> [提供された抜粋]
■ ■ ■ ■

1. 【最新版】世界各国が掲げるCO2削減目標
2021年4月に、世界40ヶ国の首脳が招かれ、アメリカ主催で気候変動サミットが開催され、CO2削減の新しい目標と方針を発表しています。CO2排出量世界最大の中国と、アメリカに次ぐ第3位のインドは新しい取り組みを発表しませんでした。ここでは、日本を含む世界各国がどのようなCO2削減目標を掲げたのかについてご紹介します。
日本が掲げる新目標
日本は、CO2排出量を2030年度までに2013年度比で46%削減することを目標として発表しています。野心的だと言われているのは、パリ協定後に日本が掲げた26%という目標から20%も引き上げられているためです。
菅首相は、目標を達成するための方針として、再生エネルギーの最大限の活用や企業に投資を促すことを表明しています。

■ ■ ■ ■

> [データセット部分]
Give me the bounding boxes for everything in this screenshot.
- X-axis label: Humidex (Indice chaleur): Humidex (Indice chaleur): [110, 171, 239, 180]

■ ■ ■ ■

> [課題一覧]
**A)** 提供された抜粋にある「日本は、CO2排出量を2030年度までに2013年度比で46%削減することを目標として発表しています。」という文を英語に訳せ。
**B)** 提供された抜粋によると、2021年4月の気候変動サミットを主催した国はどこか。

> [課題別の回答]
**A)** Japan has announced a target of reducing its CO2 emissions by 46% compared with fiscal 2013 levels by fiscal 2030.

**B)** アメリカである。